* **Required task**: Below is a block of records; return all of them exactly, but without the images.

* **Information given**:
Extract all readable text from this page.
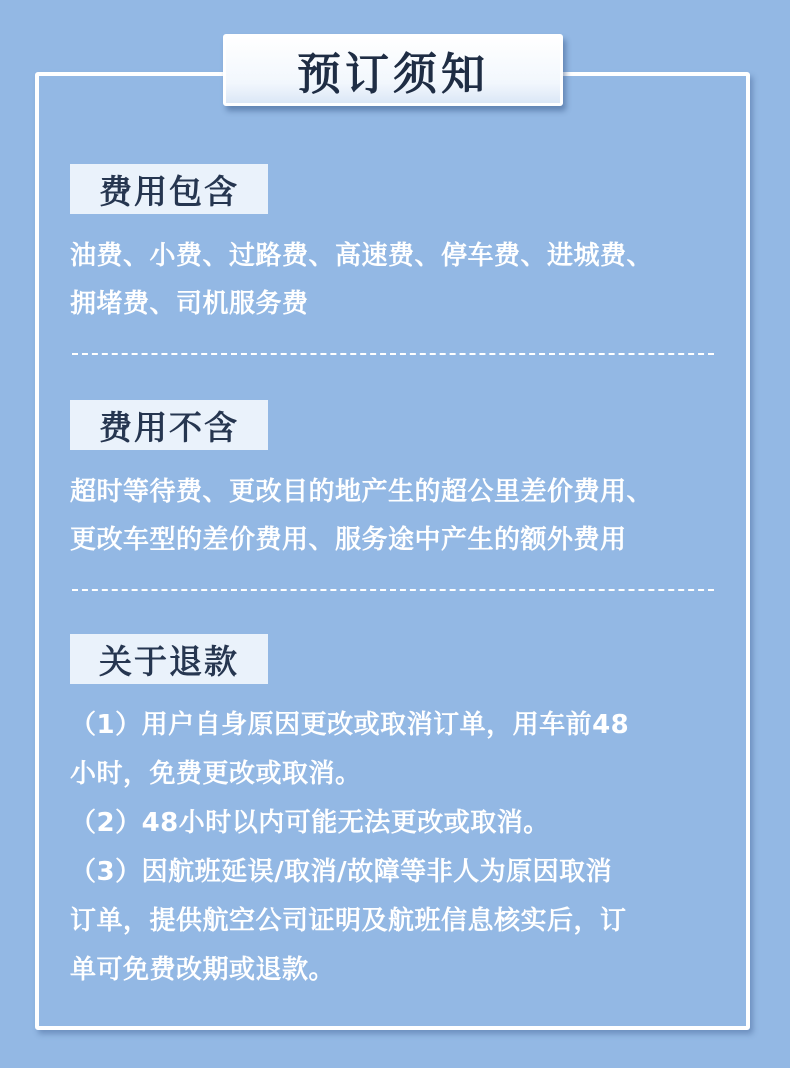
预订须知
费用包含
油费、小费、过路费、高速费、停车费、进城费、
拥堵费、司机服务费
费用不含
超时等待费、更改目的地产生的超公里差价费用、
更改车型的差价费用、服务途中产生的额外费用
关于退款
（1）用户自身原因更改或取消订单，用车前48
小时，免费更改或取消。
（2）48小时以内可能无法更改或取消。
（3）因航班延误/取消/故障等非人为原因取消
订单，提供航空公司证明及航班信息核实后，订
单可免费改期或退款。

* **Solution below**:
Extract all readable text from this page.
预订须知
费用包含
油费、小费、过路费、高速费、停车费、进城费、
拥堵费、司机服务费
费用不含
超时等待费、更改目的地产生的超公里差价费用、
更改车型的差价费用、服务途中产生的额外费用
关于退款
（1）用户自身原因更改或取消订单，用车前48
小时，免费更改或取消。
（2）48小时以内可能无法更改或取消。
（3）因航班延误/取消/故障等非人为原因取消
订单，提供航空公司证明及航班信息核实后，订
单可免费改期或退款。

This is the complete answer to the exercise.